Description of the task:
Starting at the line that contains "Type out the text in this image.", transcribe every remaining line of the entries exactly, including the last one.

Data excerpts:
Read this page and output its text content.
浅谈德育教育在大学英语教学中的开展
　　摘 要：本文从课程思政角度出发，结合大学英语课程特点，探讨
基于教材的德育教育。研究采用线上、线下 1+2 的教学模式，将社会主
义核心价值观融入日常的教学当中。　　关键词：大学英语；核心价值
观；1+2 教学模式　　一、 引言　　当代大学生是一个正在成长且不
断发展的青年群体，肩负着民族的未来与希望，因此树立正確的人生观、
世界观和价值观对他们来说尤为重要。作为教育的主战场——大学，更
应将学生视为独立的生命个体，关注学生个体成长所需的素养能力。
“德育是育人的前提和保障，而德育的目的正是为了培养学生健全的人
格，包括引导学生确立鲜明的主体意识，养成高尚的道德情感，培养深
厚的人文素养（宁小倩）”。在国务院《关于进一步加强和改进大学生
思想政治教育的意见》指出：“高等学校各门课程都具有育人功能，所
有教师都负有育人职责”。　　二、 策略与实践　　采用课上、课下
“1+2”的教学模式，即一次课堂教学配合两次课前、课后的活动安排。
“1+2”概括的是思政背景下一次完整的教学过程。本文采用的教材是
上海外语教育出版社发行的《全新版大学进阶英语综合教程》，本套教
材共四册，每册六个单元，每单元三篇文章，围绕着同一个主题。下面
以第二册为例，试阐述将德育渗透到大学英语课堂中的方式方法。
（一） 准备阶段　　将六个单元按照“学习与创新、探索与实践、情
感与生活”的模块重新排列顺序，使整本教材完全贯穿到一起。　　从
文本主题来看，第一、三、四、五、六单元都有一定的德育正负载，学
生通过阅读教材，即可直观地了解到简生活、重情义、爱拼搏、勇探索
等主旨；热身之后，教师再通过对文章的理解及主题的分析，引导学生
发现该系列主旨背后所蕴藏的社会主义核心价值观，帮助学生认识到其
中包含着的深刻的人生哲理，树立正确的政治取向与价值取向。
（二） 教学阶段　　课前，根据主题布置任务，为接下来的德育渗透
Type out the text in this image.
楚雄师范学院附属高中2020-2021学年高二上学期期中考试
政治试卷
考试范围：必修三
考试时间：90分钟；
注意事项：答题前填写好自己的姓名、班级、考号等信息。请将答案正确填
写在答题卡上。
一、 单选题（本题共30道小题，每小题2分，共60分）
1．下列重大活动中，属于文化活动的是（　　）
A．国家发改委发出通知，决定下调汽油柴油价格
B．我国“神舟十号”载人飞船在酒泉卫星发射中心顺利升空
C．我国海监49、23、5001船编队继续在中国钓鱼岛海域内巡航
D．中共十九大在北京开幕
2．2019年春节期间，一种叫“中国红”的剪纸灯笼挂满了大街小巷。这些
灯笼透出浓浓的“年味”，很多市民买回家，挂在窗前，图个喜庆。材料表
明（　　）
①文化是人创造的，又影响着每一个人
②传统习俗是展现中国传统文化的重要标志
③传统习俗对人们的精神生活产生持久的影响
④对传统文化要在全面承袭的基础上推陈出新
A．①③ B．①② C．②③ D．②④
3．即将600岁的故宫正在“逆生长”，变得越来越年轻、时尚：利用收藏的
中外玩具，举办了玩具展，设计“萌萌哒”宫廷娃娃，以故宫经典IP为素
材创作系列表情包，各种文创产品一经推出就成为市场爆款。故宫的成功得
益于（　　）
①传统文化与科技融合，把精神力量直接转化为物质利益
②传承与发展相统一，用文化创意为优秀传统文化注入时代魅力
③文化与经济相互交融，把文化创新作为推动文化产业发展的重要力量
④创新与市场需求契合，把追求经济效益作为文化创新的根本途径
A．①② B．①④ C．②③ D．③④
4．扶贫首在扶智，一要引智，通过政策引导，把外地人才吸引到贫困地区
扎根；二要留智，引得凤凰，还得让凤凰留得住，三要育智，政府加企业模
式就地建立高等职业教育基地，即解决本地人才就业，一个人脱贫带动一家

Full solution:
Type out the text in this image.
楚雄师范学院附属高中2020-2021学年高二上学期期中考试
政治试卷
考试范围：必修三
考试时间：90分钟；
注意事项：答题前填写好自己的姓名、班级、考号等信息。请将答案正确填
写在答题卡上。
一、 单选题（本题共30道小题，每小题2分，共60分）
1．下列重大活动中，属于文化活动的是（　　）
A．国家发改委发出通知，决定下调汽油柴油价格
B．我国“神舟十号”载人飞船在酒泉卫星发射中心顺利升空
C．我国海监49、23、5001船编队继续在中国钓鱼岛海域内巡航
D．中共十九大在北京开幕
2．2019年春节期间，一种叫“中国红”的剪纸灯笼挂满了大街小巷。这些
灯笼透出浓浓的“年味”，很多市民买回家，挂在窗前，图个喜庆。材料表
明（　　）
①文化是人创造的，又影响着每一个人
②传统习俗是展现中国传统文化的重要标志
③传统习俗对人们的精神生活产生持久的影响
④对传统文化要在全面承袭的基础上推陈出新
A．①③ B．①② C．②③ D．②④
3．即将600岁的故宫正在“逆生长”，变得越来越年轻、时尚：利用收藏的
中外玩具，举办了玩具展，设计“萌萌哒”宫廷娃娃，以故宫经典IP为素
材创作系列表情包，各种文创产品一经推出就成为市场爆款。故宫的成功得
益于（　　）
①传统文化与科技融合，把精神力量直接转化为物质利益
②传承与发展相统一，用文化创意为优秀传统文化注入时代魅力
③文化与经济相互交融，把文化创新作为推动文化产业发展的重要力量
④创新与市场需求契合，把追求经济效益作为文化创新的根本途径
A．①② B．①④ C．②③ D．③④
4．扶贫首在扶智，一要引智，通过政策引导，把外地人才吸引到贫困地区
扎根；二要留智，引得凤凰，还得让凤凰留得住，三要育智，政府加企业模
式就地建立高等职业教育基地，即解决本地人才就业，一个人脱贫带动一家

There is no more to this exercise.